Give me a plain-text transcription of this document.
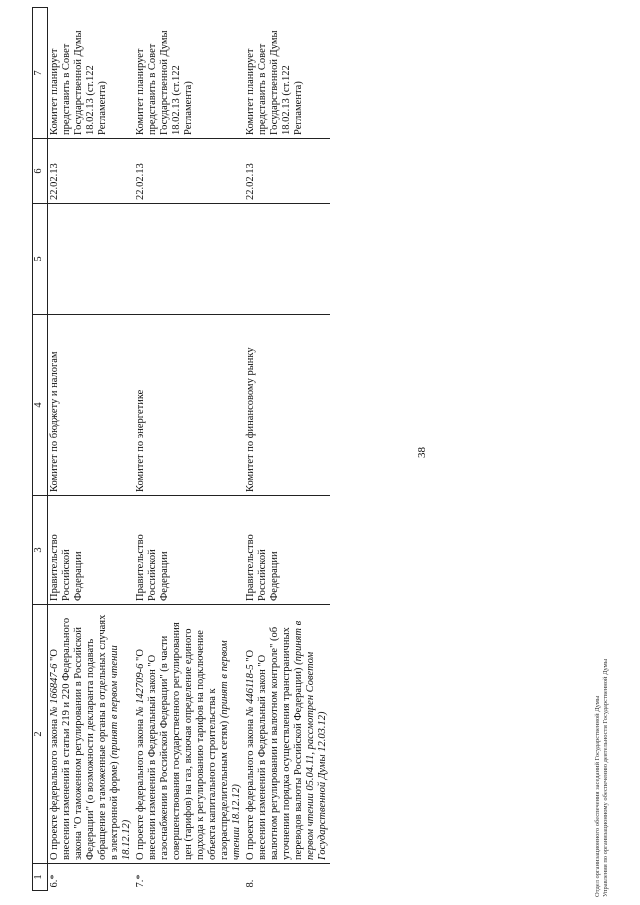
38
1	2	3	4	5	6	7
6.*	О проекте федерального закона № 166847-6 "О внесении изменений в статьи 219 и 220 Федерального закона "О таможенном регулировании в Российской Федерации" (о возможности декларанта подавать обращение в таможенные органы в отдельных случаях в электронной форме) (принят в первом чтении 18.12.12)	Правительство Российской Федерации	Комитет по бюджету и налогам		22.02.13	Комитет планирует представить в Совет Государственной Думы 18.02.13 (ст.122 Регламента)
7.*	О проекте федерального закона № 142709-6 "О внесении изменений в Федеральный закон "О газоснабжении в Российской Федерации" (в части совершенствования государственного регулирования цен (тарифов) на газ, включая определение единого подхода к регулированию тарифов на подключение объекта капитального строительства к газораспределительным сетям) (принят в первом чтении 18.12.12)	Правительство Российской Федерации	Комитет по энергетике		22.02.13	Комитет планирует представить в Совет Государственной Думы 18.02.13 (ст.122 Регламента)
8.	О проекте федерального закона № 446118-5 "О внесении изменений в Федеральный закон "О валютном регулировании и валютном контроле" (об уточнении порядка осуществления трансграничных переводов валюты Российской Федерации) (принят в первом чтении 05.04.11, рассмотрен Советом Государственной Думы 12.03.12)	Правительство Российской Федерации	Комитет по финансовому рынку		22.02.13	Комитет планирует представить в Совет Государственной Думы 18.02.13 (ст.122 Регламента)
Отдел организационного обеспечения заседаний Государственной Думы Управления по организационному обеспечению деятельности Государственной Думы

━━━━━━

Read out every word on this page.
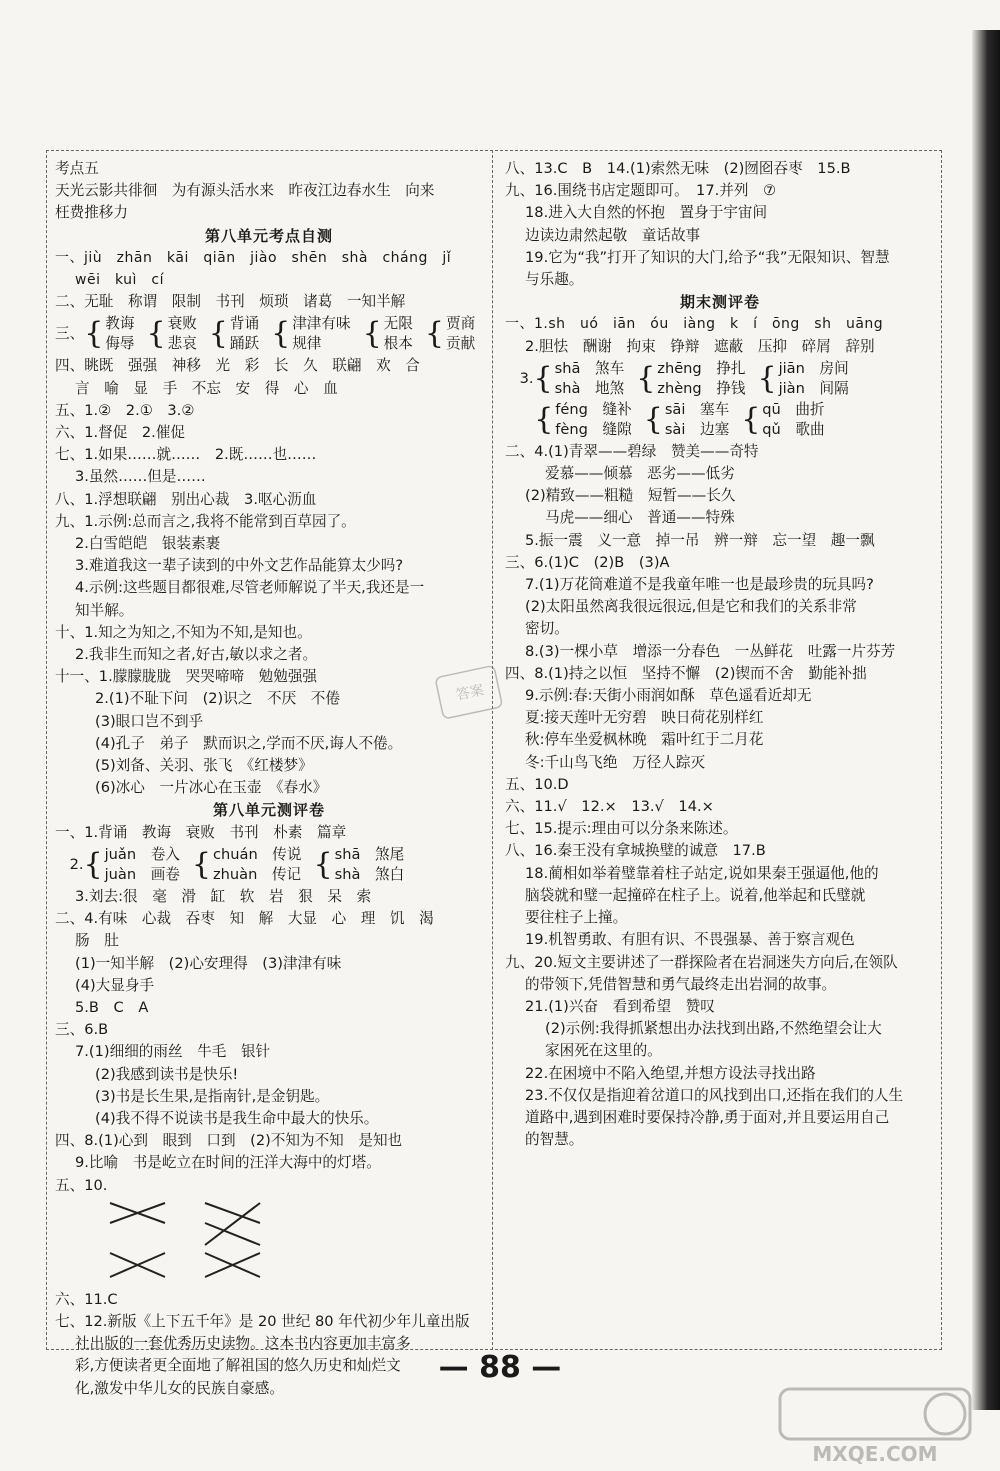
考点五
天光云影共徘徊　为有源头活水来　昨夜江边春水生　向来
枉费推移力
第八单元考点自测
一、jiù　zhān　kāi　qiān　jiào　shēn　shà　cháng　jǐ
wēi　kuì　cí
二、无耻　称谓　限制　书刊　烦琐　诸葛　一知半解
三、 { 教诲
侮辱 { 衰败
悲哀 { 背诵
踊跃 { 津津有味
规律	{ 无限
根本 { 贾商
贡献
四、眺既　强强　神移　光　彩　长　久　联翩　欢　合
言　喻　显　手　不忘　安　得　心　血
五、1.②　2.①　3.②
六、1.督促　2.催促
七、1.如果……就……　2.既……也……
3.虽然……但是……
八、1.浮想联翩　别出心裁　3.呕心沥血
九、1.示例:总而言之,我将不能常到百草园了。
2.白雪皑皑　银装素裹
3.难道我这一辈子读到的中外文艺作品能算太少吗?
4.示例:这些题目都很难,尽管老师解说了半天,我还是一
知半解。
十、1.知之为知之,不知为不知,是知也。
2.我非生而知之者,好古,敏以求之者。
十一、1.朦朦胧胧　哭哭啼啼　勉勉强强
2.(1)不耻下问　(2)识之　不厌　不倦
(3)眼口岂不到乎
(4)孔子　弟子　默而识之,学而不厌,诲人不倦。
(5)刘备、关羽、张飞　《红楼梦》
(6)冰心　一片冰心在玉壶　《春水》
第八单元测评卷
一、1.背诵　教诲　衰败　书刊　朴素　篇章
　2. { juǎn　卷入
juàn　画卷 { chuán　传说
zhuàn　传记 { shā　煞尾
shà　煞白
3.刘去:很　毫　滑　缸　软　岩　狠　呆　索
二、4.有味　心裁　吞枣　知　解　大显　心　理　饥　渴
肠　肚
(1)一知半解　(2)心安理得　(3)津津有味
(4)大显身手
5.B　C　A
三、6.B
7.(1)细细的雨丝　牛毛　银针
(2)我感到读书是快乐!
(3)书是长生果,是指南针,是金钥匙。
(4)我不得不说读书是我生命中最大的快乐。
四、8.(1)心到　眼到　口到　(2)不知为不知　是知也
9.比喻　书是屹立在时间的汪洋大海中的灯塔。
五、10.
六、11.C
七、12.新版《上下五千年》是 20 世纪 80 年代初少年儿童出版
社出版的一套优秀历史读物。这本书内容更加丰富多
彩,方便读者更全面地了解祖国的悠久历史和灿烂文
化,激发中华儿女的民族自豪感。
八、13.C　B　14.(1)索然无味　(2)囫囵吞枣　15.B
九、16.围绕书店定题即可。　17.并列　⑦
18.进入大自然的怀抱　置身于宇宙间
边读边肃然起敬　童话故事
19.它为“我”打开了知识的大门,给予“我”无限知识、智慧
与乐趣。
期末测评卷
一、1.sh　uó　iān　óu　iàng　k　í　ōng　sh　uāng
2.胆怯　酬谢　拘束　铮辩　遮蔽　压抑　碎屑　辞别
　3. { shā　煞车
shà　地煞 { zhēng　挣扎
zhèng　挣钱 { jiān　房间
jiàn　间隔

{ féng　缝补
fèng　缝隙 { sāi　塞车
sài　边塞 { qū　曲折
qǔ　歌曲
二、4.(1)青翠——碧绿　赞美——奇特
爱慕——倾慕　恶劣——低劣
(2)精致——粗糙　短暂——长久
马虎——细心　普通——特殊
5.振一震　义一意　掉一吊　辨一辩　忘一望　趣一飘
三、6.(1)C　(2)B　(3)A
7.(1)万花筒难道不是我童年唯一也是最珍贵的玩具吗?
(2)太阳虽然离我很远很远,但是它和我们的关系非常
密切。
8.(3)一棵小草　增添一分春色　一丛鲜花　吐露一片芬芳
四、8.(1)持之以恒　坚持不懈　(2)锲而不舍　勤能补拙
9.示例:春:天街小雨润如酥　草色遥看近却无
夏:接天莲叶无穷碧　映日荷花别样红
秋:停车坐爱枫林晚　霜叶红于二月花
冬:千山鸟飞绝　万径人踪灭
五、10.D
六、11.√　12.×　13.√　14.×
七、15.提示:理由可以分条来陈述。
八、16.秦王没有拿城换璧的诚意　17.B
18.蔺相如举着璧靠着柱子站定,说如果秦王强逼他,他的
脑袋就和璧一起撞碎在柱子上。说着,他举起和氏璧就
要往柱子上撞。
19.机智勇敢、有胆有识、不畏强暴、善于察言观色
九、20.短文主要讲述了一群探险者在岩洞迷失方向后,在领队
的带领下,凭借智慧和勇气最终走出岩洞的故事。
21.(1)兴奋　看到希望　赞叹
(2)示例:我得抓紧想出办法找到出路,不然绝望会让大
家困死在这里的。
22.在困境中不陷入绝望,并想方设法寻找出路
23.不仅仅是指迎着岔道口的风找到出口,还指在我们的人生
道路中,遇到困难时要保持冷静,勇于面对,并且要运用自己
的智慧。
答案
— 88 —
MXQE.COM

━━━━━━

*Exercise goal*.
Identify each line in the records above that contains the word "this", and copy it out in full.

*Answer*.
Give me a plain-text transcription of this document.
Read out every word on this page.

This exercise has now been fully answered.